=== Task details ===
Gather every line below where "Address" appears.

-- START OF Supplied data --

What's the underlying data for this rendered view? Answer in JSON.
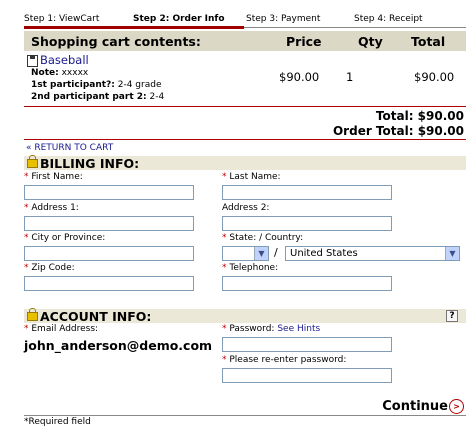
{
  "steps": [
    {
      "label": "Step 1: ViewCart",
      "active": false
    },
    {
      "label": "Step 2: Order Info",
      "active": true
    },
    {
      "label": "Step 3: Payment",
      "active": false
    },
    {
      "label": "Step 4: Receipt",
      "active": false
    }
  ],
  "cart": {
    "title": "Shopping cart contents:",
    "col_price": "Price",
    "col_qty": "Qty",
    "col_total": "Total",
    "item": {
      "name": "Baseball",
      "note_label": "Note:",
      "note_value": "xxxxx",
      "p1_label": "1st participant?:",
      "p1_value": "2-4 grade",
      "p2_label": "2nd participant part 2:",
      "p2_value": "2-4",
      "price": "$90.00",
      "qty": "1",
      "total": "$90.00"
    },
    "total_line": "Total: $90.00",
    "order_total_line": "Order Total: $90.00",
    "return_link": "« RETURN TO CART"
  },
  "billing": {
    "title": "BILLING INFO:",
    "first_name": "First Name:",
    "last_name": "Last Name:",
    "address1": "Address 1:",
    "address2": "Address 2:",
    "city": "City or Province:",
    "state_country": "State: / Country:",
    "country_value": "United States",
    "slash": "/",
    "zip": "Zip Code:",
    "telephone": "Telephone:"
  },
  "account": {
    "title": "ACCOUNT INFO:",
    "help": "?",
    "email_label": "Email Address:",
    "email_value": "john_anderson@demo.com",
    "password_label": "Password:",
    "see_hints": "See Hints",
    "reenter_label": "Please re-enter password:"
  },
  "footer": {
    "continue": "Continue",
    "required_note": "*Required field",
    "asterisk": "*"
  },
  "colors": {
    "accent_red": "#a00000",
    "header_bg": "#dcd8c6",
    "link": "#1a1a8c"
  }
}
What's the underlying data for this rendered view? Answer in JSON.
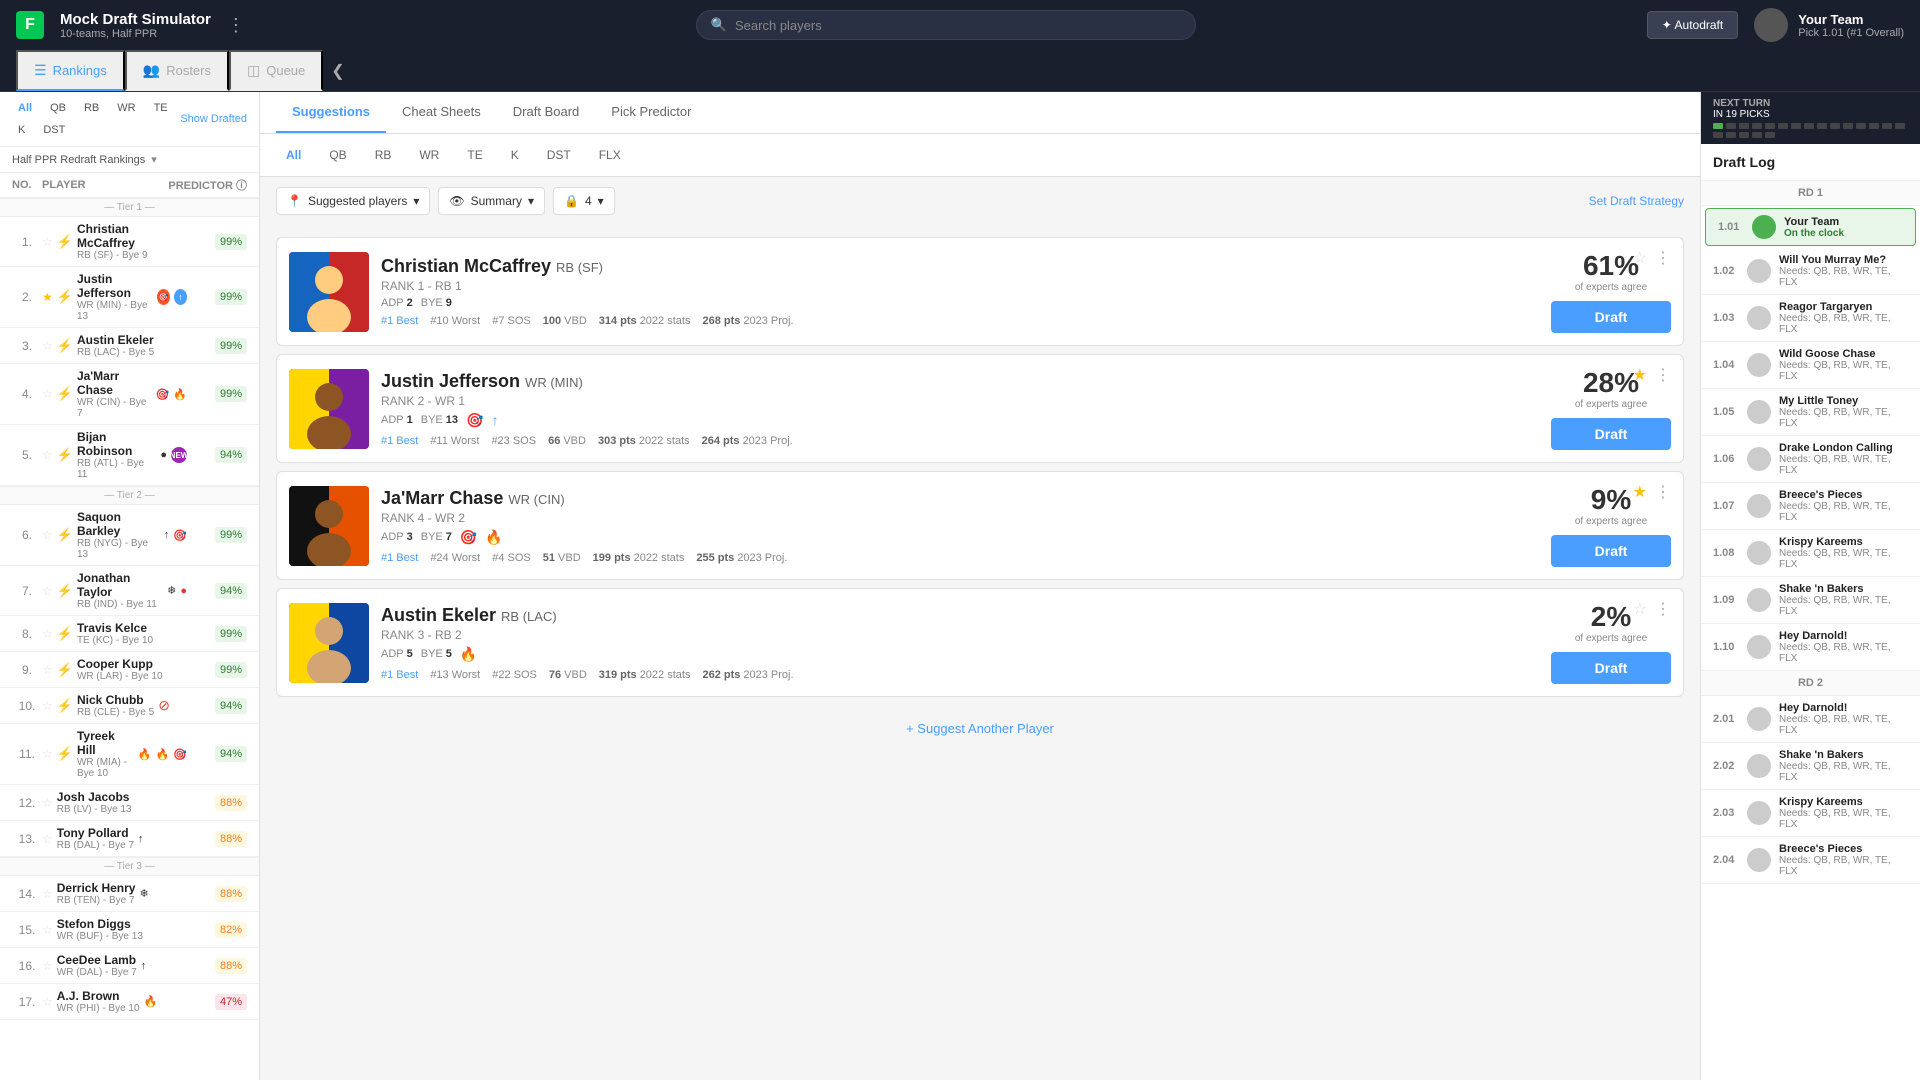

-- END OF Supplied data --

=== Exercise solution ===
    "address1": "Address 1:",
    "address2": "Address 2:",
    "email_label": "Email Address:",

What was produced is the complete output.